>> BEGIN Supplied information
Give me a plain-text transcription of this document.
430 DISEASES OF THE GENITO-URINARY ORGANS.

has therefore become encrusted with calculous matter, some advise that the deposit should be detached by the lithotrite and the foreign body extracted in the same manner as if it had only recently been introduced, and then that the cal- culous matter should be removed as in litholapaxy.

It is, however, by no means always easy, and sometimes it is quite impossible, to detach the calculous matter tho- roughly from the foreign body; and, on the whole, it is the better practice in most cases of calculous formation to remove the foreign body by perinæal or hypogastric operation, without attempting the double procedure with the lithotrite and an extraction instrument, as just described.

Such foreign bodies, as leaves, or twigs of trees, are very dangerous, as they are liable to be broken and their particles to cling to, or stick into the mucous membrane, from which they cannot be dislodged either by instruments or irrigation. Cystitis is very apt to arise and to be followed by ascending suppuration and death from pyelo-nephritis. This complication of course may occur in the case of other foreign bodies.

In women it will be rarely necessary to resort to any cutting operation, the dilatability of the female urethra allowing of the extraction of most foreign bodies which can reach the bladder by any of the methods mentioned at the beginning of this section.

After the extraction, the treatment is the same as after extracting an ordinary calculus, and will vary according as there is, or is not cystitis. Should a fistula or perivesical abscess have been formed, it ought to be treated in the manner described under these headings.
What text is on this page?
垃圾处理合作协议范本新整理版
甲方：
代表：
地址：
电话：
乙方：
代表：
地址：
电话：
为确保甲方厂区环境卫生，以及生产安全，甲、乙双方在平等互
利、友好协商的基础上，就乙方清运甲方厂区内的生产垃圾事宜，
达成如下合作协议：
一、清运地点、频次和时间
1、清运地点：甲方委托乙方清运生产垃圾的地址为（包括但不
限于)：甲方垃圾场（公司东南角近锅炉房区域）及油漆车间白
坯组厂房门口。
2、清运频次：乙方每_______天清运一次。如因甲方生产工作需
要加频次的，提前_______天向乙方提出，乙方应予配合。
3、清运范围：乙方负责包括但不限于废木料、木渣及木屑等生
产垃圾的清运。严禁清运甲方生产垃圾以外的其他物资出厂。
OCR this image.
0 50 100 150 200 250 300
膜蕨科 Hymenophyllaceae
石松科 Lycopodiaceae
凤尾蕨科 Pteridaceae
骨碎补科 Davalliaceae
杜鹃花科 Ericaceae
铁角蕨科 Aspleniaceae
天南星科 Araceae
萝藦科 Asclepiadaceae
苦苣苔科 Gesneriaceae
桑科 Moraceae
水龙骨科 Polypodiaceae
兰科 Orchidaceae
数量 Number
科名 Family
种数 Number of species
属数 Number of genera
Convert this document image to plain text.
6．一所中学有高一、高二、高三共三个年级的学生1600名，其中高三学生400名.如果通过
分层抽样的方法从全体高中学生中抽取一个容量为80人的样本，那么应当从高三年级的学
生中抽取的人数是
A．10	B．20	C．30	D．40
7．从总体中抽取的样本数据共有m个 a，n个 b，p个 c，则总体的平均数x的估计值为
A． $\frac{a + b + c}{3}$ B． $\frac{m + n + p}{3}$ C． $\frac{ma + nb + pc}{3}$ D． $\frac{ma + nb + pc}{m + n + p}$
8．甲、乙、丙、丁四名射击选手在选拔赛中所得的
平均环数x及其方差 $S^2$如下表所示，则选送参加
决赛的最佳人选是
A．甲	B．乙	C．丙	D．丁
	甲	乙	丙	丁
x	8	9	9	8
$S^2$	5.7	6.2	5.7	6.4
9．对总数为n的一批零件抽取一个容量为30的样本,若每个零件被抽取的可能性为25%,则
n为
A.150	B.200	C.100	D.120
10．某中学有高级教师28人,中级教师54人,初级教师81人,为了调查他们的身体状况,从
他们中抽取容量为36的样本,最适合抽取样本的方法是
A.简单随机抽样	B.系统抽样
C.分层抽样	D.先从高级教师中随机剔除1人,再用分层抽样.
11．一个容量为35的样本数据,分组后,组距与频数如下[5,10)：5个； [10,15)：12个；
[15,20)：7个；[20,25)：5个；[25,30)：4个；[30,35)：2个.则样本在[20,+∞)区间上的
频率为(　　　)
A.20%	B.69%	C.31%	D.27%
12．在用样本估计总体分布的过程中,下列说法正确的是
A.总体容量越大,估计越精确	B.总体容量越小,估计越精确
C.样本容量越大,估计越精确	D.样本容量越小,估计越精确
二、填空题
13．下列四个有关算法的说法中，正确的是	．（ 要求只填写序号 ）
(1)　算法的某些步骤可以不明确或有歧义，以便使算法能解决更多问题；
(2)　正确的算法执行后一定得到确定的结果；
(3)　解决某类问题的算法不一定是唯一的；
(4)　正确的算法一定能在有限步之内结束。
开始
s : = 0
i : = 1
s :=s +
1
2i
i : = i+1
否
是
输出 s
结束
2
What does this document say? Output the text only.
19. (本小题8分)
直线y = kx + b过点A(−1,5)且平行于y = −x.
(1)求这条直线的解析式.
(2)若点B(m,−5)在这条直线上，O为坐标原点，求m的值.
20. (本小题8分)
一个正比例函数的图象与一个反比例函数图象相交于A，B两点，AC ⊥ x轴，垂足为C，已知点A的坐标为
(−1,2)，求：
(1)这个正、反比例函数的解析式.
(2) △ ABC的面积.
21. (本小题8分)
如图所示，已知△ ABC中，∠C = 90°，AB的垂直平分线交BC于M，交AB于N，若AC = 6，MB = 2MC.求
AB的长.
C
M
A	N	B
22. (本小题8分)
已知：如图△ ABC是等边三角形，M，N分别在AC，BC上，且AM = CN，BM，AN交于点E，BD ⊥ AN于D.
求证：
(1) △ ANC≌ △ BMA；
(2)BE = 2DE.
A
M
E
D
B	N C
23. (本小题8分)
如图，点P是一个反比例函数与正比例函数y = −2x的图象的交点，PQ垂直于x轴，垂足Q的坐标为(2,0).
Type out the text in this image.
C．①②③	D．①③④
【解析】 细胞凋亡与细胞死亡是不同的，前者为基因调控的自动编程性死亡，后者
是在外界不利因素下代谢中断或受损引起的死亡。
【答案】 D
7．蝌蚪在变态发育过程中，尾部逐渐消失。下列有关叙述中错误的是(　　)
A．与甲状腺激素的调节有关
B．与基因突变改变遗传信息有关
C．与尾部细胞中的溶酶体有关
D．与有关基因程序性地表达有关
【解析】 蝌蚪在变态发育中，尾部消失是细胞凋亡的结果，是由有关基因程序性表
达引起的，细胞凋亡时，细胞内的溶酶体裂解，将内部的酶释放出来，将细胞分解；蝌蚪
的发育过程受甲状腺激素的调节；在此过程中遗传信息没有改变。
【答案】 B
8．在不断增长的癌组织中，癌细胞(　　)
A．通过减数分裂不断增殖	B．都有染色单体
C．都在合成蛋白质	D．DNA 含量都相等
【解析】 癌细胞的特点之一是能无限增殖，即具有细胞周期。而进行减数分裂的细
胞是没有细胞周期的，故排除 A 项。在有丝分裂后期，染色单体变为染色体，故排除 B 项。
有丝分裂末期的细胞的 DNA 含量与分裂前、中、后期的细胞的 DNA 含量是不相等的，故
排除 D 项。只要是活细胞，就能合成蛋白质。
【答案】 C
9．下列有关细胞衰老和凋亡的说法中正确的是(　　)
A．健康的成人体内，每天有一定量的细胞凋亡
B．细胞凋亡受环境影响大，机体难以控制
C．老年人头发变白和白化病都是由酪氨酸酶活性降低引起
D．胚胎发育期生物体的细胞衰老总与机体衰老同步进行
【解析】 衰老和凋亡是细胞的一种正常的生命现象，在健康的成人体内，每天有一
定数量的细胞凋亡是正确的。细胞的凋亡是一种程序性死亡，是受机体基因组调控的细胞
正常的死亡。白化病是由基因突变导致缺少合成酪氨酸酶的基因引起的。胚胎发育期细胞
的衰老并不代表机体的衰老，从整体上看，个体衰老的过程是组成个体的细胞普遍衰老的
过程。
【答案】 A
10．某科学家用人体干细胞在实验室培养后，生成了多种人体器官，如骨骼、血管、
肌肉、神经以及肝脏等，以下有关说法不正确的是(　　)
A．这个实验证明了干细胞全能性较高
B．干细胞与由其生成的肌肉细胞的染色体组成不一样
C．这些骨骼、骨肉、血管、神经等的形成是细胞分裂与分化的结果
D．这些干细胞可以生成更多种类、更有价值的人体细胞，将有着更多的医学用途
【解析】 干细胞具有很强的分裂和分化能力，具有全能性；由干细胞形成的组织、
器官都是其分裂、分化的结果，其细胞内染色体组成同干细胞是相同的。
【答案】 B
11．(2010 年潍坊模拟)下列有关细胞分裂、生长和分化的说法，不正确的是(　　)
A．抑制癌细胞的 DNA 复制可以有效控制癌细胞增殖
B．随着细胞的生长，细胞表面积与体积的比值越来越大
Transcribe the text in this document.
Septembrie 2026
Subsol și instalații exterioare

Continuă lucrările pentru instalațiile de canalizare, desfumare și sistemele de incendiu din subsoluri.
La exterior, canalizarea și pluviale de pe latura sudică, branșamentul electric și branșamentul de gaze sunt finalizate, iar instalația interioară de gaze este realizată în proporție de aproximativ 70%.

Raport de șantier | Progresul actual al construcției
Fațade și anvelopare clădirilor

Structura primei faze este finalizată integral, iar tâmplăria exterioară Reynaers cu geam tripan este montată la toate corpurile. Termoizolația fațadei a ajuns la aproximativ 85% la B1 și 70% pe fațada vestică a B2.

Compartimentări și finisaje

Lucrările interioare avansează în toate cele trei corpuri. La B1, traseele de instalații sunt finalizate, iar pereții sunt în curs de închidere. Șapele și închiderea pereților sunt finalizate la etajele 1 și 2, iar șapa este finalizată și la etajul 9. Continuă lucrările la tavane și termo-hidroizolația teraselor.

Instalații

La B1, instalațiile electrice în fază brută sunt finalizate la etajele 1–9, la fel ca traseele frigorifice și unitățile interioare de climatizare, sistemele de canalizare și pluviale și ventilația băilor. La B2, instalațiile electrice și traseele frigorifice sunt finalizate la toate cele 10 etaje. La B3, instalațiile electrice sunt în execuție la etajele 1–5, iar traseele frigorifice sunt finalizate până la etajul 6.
>> END Supplied information
Given instruction
Show the lines from the data above that contain the string "image".

Output for this exercise
OCR this image.
Convert this document image to plain text.
Type out the text in this image.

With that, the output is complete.